Task to carry out >>
Restate each of the lines below word for word and drop every picture.

Dataset items
********
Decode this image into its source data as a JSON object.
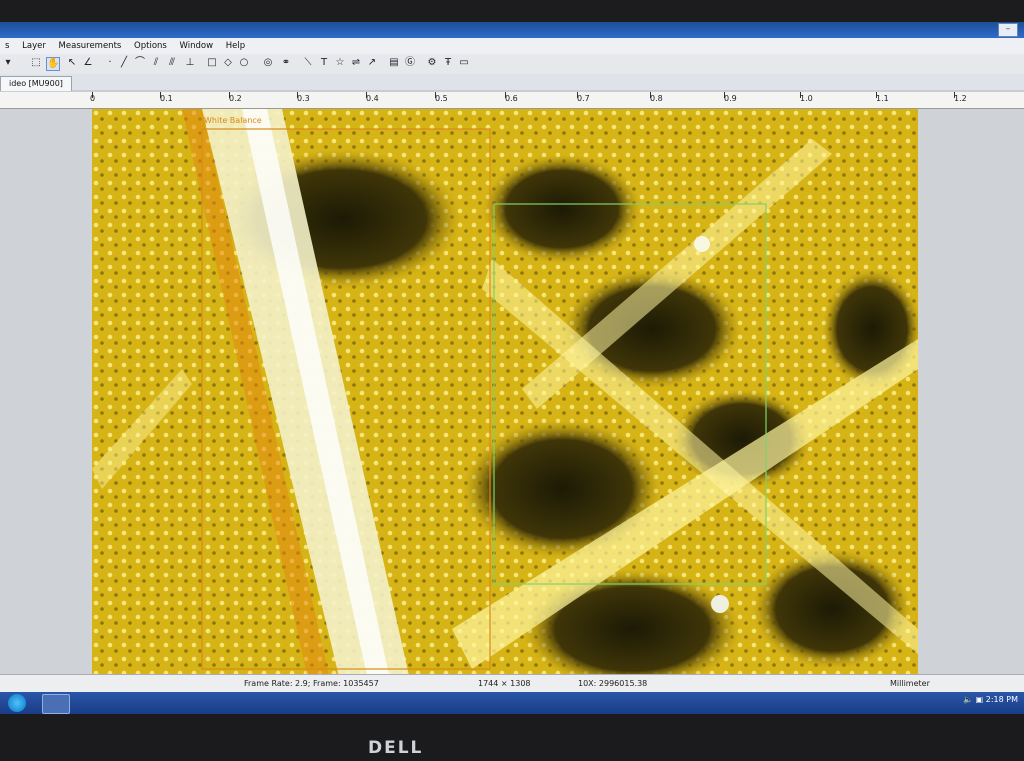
{
  "menubar": {
    "items": [
      "s",
      "Layer",
      "Measurements",
      "Options",
      "Window",
      "Help"
    ]
  },
  "document_tab": {
    "label": "ideo [MU900]"
  },
  "ruler": {
    "labels": [
      "0",
      "0.1",
      "0.2",
      "0.3",
      "0.4",
      "0.5",
      "0.6",
      "0.7",
      "0.8",
      "0.9",
      "1.0",
      "1.1",
      "1.2"
    ]
  },
  "overlay": {
    "white_balance_label": "White Balance",
    "color_orange": "#d98a1a",
    "color_green": "#7fd36a"
  },
  "status": {
    "frame_rate": "Frame Rate: 2.9; Frame: 1035457",
    "resolution": "1744 × 1308",
    "zoom": "10X: 2996015.38",
    "unit": "Millimeter"
  },
  "system": {
    "clock": "2:18 PM"
  },
  "bezel": {
    "brand": "DELL"
  },
  "colors": {
    "titlebar": "#2f6ccc",
    "taskbar": "#1a3d86",
    "specimen": "#e6c21c"
  }
}
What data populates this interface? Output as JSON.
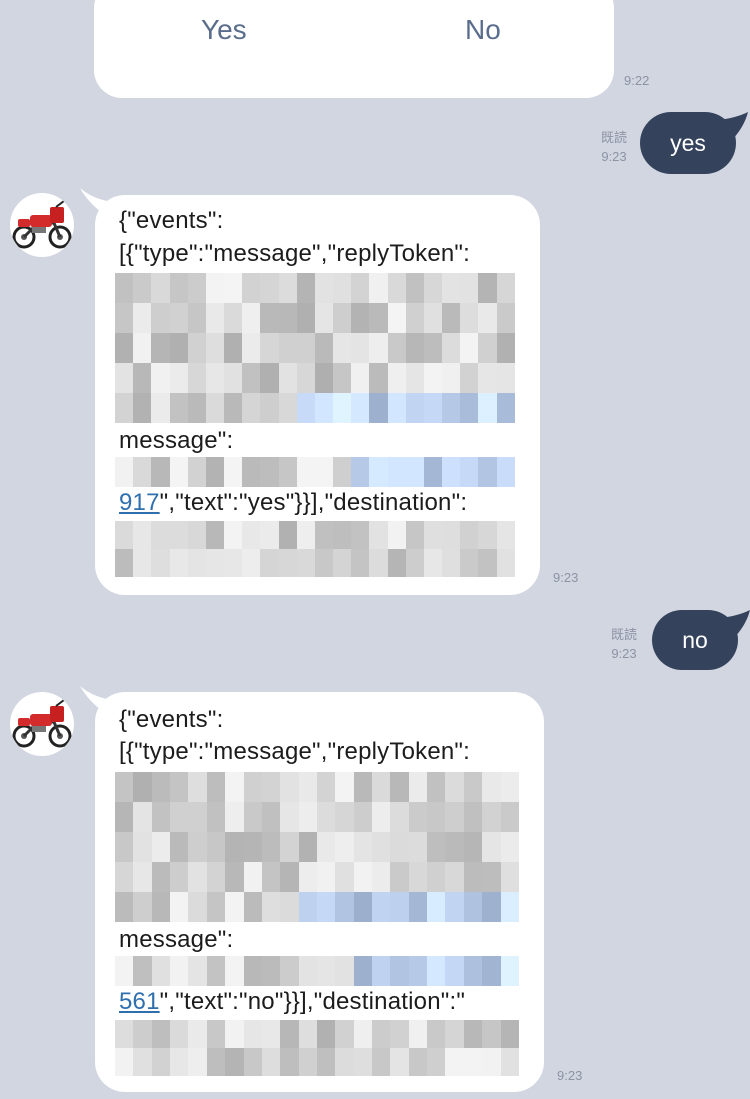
{
  "confirm": {
    "yes_label": "Yes",
    "no_label": "No",
    "time": "9:22"
  },
  "msg_out_1": {
    "read": "既読",
    "time": "9:23",
    "text": "yes"
  },
  "msg_in_1": {
    "line1": "{\"events\":",
    "line2": "[{\"type\":\"message\",\"replyToken\":",
    "line3": "message\":",
    "id_suffix": "917",
    "line4_rest": "\",\"text\":\"yes\"}}],\"destination\":",
    "time": "9:23"
  },
  "msg_out_2": {
    "read": "既読",
    "time": "9:23",
    "text": "no"
  },
  "msg_in_2": {
    "line1": "{\"events\":",
    "line2": "[{\"type\":\"message\",\"replyToken\":",
    "line3": "message\":",
    "id_suffix": "561",
    "line4_rest": "\",\"text\":\"no\"}}],\"destination\":\"",
    "time": "9:23"
  },
  "colors": {
    "background": "#d2d6e1",
    "outgoing_bubble": "#34425c",
    "incoming_bubble": "#ffffff",
    "link": "#2f6fad"
  },
  "icons": {
    "avatar": "motorcycle-icon"
  }
}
********
Reply >>
Decode this image into its source data as a JSON object.
{
  "menubar": {
    "items": [
      "s",
      "Layer",
      "Measurements",
      "Options",
      "Window",
      "Help"
    ]
  },
  "document_tab": {
    "label": "ideo [MU900]"
  },
  "ruler": {
    "labels": [
      "0",
      "0.1",
      "0.2",
      "0.3",
      "0.4",
      "0.5",
      "0.6",
      "0.7",
      "0.8",
      "0.9",
      "1.0",
      "1.1",
      "1.2"
    ]
  },
  "overlay": {
    "white_balance_label": "White Balance",
    "color_orange": "#d98a1a",
    "color_green": "#7fd36a"
  },
  "status": {
    "frame_rate": "Frame Rate: 2.9; Frame: 1035457",
    "resolution": "1744 × 1308",
    "zoom": "10X: 2996015.38",
    "unit": "Millimeter"
  },
  "system": {
    "clock": "2:18 PM"
  },
  "bezel": {
    "brand": "DELL"
  },
  "colors": {
    "titlebar": "#2f6ccc",
    "taskbar": "#1a3d86",
    "specimen": "#e6c21c"
  }
}
What data populates this interface? Output as JSON.
{
  "confirm": {
    "yes_label": "Yes",
    "no_label": "No",
    "time": "9:22"
  },
  "msg_out_1": {
    "read": "既読",
    "time": "9:23",
    "text": "yes"
  },
  "msg_in_1": {
    "line1": "{\"events\":",
    "line2": "[{\"type\":\"message\",\"replyToken\":",
    "line3": "message\":",
    "id_suffix": "917",
    "line4_rest": "\",\"text\":\"yes\"}}],\"destination\":",
    "time": "9:23"
  },
  "msg_out_2": {
    "read": "既読",
    "time": "9:23",
    "text": "no"
  },
  "msg_in_2": {
    "line1": "{\"events\":",
    "line2": "[{\"type\":\"message\",\"replyToken\":",
    "line3": "message\":",
    "id_suffix": "561",
    "line4_rest": "\",\"text\":\"no\"}}],\"destination\":\"",
    "time": "9:23"
  },
  "colors": {
    "background": "#d2d6e1",
    "outgoing_bubble": "#34425c",
    "incoming_bubble": "#ffffff",
    "link": "#2f6fad"
  },
  "icons": {
    "avatar": "motorcycle-icon"
  }
}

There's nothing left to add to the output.